OBJECTIVE — Find the word "visitantes" in the listing; pull out each line holding it.

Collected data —
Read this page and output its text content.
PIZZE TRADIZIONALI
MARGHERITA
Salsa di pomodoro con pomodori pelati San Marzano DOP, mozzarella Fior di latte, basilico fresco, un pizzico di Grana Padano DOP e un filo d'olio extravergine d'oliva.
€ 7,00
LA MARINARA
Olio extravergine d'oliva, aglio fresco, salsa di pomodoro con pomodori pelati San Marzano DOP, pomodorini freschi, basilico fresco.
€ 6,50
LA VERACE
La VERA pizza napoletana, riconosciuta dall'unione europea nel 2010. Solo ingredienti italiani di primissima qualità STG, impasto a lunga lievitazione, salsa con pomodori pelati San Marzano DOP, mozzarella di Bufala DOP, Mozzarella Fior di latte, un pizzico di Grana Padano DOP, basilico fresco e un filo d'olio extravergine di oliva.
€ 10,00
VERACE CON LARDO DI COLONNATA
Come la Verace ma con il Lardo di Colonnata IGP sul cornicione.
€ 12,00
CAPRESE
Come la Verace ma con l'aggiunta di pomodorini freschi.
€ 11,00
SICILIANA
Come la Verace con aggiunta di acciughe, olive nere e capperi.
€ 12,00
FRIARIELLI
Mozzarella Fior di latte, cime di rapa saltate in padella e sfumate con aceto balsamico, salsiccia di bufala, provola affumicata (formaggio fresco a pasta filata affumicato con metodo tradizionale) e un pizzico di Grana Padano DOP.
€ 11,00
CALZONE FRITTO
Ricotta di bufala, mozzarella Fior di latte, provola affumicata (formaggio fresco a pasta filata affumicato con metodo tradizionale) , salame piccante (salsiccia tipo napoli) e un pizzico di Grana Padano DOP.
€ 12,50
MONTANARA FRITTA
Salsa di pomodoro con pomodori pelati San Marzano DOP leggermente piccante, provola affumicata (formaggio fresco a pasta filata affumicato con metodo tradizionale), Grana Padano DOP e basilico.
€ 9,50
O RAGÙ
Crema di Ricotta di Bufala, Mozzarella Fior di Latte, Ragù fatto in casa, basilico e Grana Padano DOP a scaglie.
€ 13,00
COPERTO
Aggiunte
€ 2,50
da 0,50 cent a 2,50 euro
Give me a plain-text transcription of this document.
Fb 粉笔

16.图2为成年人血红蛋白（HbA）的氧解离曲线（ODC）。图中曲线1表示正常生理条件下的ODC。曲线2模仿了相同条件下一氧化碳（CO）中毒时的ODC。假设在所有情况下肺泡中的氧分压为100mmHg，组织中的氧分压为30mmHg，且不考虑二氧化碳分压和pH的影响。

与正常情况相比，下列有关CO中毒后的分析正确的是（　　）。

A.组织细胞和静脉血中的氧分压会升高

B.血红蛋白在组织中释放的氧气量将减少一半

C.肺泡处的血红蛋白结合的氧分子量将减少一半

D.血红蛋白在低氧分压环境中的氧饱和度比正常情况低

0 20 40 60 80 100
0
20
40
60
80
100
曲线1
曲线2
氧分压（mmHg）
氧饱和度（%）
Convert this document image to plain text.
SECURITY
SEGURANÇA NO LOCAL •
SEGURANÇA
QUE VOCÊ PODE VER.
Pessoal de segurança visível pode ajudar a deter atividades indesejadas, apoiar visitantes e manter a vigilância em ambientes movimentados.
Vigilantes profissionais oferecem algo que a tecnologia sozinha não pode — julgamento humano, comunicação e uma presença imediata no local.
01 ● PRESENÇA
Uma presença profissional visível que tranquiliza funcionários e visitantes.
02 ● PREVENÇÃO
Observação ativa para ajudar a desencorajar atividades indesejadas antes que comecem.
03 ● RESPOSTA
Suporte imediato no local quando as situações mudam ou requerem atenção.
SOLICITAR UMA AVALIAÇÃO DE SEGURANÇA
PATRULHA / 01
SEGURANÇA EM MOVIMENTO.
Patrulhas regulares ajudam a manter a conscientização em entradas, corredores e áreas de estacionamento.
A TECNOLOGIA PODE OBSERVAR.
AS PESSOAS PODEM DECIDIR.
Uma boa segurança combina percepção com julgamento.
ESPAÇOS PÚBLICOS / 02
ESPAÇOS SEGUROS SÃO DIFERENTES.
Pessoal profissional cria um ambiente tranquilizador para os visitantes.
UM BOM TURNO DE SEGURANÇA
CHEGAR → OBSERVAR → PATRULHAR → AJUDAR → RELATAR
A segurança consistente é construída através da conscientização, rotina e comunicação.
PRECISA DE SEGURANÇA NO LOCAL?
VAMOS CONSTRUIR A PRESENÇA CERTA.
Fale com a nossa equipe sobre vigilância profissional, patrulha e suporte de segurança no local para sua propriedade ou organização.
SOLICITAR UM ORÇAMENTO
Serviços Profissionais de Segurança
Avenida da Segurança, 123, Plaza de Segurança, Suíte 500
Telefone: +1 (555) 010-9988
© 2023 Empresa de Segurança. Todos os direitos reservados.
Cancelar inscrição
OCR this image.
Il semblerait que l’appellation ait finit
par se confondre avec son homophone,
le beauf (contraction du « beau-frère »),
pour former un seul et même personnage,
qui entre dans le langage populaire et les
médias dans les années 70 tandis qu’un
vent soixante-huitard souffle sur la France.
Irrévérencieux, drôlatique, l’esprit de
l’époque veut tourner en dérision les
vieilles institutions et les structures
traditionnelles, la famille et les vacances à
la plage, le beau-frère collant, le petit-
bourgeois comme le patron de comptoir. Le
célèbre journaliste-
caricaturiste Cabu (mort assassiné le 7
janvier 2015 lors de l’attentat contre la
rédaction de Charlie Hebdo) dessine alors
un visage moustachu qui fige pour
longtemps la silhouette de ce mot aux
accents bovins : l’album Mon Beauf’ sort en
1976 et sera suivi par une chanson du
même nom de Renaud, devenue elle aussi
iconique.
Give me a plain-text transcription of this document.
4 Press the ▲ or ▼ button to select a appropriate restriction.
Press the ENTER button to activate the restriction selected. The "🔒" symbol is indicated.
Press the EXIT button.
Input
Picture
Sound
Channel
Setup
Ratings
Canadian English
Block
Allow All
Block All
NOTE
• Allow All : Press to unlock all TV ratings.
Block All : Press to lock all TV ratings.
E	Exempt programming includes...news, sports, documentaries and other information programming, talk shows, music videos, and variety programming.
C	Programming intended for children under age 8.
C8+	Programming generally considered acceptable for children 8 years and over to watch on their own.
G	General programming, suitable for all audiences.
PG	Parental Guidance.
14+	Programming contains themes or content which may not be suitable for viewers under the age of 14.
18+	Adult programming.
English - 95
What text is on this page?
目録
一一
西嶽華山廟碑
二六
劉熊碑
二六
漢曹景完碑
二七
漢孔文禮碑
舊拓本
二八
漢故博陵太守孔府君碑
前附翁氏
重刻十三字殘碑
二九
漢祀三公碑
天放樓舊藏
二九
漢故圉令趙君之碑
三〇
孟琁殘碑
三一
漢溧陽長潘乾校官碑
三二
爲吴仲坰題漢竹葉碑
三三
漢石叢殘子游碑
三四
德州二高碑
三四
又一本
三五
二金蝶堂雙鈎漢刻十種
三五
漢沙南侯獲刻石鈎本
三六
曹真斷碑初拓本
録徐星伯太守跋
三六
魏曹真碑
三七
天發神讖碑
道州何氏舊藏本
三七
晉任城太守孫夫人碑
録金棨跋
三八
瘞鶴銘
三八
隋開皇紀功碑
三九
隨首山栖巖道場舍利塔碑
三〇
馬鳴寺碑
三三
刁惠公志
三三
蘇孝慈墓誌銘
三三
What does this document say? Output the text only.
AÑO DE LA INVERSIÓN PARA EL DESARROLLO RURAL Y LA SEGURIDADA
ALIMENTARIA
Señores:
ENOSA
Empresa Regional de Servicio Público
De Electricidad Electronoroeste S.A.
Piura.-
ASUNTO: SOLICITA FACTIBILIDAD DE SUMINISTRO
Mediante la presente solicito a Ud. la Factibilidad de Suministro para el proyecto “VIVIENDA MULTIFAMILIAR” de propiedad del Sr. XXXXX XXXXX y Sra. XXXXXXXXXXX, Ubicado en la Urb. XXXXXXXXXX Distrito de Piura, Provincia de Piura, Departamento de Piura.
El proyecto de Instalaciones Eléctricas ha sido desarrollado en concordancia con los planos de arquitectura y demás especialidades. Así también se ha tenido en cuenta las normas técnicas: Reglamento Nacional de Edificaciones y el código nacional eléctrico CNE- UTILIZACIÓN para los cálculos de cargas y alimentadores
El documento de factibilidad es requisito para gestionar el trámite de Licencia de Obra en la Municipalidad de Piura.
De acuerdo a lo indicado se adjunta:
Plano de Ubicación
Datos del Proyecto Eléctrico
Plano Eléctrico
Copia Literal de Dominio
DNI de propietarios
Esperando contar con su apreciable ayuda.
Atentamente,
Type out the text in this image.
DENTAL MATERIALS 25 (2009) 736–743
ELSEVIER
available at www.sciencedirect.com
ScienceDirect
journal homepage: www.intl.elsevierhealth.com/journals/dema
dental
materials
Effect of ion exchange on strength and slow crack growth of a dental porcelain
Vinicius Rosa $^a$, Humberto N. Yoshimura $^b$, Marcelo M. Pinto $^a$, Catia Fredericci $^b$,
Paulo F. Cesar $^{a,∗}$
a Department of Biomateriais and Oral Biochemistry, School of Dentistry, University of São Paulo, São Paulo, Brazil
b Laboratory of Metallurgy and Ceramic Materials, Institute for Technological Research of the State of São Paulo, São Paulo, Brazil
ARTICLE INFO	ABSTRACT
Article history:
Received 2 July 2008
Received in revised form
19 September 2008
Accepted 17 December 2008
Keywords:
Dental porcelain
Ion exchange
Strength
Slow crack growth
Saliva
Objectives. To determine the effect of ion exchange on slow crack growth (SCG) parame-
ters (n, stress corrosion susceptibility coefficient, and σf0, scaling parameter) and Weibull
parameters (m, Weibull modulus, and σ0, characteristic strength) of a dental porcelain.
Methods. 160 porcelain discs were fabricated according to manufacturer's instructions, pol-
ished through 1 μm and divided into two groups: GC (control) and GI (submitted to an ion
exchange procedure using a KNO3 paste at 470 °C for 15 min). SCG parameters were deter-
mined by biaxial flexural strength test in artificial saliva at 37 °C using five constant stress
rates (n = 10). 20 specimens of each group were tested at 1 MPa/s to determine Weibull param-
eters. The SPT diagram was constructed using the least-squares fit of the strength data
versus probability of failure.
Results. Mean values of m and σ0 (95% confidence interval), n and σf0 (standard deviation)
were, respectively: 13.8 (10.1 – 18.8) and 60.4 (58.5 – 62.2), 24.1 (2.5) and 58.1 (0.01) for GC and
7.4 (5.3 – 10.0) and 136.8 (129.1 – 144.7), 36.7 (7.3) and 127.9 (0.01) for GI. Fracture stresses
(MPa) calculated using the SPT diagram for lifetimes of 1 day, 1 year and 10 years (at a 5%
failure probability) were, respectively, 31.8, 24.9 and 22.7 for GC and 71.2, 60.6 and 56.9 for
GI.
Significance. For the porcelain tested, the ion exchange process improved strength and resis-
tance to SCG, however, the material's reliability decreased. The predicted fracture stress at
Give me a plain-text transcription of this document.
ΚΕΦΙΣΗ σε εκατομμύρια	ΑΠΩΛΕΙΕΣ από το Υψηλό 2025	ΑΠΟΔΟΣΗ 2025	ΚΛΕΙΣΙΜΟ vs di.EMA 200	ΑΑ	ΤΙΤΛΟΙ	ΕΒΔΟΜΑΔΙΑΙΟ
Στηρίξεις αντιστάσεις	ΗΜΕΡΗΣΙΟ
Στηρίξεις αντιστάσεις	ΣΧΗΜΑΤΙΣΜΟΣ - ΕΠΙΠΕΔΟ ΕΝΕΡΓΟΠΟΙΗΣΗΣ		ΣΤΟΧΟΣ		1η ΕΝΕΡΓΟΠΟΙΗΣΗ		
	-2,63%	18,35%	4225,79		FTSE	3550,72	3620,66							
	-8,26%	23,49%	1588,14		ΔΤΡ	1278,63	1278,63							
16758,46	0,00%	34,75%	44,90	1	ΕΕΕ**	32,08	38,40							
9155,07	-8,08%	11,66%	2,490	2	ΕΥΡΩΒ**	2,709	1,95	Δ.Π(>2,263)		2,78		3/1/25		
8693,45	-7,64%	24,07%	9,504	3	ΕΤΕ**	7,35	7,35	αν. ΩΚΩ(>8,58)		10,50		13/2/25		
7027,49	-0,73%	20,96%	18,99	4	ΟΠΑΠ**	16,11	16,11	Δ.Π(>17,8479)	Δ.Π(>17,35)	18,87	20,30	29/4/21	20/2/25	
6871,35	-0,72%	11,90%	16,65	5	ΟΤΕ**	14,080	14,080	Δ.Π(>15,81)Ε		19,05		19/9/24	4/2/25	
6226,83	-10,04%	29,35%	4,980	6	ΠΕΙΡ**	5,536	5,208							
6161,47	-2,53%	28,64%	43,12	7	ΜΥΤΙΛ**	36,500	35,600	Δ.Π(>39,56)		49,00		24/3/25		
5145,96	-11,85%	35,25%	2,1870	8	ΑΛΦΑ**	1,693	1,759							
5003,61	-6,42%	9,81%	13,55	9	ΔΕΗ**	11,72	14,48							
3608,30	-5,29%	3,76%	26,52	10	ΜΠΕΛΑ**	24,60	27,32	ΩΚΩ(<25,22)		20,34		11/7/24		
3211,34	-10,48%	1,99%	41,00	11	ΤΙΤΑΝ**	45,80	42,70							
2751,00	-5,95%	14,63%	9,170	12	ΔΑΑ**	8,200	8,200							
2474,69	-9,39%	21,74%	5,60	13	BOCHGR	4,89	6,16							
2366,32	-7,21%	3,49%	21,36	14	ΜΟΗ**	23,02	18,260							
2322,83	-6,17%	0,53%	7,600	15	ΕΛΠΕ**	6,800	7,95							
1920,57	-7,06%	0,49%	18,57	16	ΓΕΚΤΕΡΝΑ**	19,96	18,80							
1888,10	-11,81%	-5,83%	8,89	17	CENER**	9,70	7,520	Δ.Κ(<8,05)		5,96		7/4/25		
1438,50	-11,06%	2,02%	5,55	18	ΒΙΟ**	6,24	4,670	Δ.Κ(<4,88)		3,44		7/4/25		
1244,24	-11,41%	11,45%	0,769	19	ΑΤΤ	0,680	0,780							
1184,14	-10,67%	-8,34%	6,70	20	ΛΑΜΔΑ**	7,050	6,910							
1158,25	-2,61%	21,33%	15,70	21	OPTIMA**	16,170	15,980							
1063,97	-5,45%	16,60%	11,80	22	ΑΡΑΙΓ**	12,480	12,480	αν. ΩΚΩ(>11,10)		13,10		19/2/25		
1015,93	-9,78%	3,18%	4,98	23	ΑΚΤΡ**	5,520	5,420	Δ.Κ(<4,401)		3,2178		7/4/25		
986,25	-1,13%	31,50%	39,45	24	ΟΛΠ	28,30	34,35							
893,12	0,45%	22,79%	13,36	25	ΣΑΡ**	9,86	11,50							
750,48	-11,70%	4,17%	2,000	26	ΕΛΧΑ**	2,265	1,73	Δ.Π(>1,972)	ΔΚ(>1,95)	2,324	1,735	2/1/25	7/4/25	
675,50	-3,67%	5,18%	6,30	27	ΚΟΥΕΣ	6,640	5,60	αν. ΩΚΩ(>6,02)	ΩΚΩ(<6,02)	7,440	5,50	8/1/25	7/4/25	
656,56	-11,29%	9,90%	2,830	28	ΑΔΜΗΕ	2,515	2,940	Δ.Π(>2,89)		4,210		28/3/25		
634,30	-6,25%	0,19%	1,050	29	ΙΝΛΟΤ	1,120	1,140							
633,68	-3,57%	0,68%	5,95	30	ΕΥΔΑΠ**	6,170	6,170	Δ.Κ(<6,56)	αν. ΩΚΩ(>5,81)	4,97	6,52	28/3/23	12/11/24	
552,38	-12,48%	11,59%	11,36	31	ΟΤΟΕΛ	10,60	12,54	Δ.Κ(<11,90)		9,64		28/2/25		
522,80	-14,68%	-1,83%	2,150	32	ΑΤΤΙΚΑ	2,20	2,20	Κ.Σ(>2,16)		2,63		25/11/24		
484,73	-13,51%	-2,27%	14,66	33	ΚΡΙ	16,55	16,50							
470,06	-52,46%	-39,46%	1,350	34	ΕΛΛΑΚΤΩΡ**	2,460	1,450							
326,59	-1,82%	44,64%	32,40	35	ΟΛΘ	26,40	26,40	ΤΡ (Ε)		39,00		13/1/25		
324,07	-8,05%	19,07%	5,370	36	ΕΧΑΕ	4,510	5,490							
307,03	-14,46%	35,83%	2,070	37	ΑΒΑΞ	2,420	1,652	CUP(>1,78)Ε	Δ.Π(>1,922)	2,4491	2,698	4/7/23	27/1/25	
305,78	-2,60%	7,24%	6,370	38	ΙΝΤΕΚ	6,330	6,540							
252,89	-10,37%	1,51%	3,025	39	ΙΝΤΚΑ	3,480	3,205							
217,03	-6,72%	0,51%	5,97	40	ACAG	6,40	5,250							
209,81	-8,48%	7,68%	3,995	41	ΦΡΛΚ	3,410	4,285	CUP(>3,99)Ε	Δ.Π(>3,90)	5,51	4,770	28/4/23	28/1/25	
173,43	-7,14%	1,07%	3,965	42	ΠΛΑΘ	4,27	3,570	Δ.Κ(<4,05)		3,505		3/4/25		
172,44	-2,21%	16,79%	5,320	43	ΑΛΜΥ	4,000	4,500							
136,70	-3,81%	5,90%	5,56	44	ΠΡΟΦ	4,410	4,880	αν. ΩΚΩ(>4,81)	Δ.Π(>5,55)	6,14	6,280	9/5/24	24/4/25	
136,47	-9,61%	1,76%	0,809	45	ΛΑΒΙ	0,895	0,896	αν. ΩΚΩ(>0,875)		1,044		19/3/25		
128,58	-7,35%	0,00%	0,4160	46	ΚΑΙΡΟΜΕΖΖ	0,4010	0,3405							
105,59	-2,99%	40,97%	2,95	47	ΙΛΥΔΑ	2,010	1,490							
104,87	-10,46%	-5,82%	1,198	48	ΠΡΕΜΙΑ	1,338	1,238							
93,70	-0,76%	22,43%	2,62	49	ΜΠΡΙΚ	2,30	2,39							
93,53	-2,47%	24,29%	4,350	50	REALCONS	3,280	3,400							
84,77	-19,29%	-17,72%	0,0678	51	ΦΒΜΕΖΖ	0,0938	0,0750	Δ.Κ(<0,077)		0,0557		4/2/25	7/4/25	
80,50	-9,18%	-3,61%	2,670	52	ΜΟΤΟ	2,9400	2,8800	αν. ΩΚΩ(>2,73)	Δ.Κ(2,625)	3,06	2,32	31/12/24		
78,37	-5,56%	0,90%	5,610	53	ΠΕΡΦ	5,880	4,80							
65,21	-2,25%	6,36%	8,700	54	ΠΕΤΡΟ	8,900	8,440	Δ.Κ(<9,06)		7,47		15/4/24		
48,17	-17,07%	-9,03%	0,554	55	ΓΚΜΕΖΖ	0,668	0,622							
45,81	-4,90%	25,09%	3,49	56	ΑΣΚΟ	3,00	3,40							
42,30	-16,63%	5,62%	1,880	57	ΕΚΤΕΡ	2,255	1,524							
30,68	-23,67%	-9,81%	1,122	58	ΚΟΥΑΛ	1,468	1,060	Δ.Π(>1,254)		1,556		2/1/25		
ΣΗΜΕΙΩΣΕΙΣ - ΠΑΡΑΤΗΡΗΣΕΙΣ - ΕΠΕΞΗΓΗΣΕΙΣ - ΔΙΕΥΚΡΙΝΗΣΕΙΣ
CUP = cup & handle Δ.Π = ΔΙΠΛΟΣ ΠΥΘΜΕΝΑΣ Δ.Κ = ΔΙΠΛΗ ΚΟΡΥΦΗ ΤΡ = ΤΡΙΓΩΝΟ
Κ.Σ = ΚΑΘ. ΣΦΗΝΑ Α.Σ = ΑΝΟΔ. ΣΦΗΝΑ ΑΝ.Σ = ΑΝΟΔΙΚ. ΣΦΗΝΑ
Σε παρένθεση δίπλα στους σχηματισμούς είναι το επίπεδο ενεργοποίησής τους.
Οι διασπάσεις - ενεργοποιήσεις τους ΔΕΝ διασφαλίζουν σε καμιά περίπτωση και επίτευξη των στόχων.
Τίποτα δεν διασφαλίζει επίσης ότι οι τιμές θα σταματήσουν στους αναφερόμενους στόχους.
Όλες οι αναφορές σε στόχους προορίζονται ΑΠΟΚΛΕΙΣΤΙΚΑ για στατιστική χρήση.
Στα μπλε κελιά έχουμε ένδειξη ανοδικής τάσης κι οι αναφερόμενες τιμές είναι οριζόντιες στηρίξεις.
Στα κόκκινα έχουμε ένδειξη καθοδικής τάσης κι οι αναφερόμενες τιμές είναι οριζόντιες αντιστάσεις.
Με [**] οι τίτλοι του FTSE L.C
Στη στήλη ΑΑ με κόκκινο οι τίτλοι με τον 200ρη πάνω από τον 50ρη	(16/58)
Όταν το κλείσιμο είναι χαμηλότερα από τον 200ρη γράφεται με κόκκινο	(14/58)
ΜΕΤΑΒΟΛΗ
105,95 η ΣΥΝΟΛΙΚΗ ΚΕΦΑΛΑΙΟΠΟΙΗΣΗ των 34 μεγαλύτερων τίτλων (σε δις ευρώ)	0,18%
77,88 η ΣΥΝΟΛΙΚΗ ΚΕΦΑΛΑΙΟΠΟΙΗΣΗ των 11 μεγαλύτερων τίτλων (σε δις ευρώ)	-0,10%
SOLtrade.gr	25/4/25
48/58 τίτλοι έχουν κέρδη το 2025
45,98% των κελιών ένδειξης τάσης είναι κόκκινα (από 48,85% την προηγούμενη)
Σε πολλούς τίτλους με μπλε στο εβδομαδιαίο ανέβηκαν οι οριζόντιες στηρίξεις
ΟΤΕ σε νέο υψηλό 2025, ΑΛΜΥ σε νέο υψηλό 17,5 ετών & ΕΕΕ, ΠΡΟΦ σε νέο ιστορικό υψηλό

REPLY —
Pessoal de segurança visível pode ajudar a deter atividades indesejadas, apoiar visitantes e manter a vigilância em ambientes movimentados.
Uma presença profissional visível que tranquiliza funcionários e visitantes.
Pessoal profissional cria um ambiente tranquilizador para os visitantes.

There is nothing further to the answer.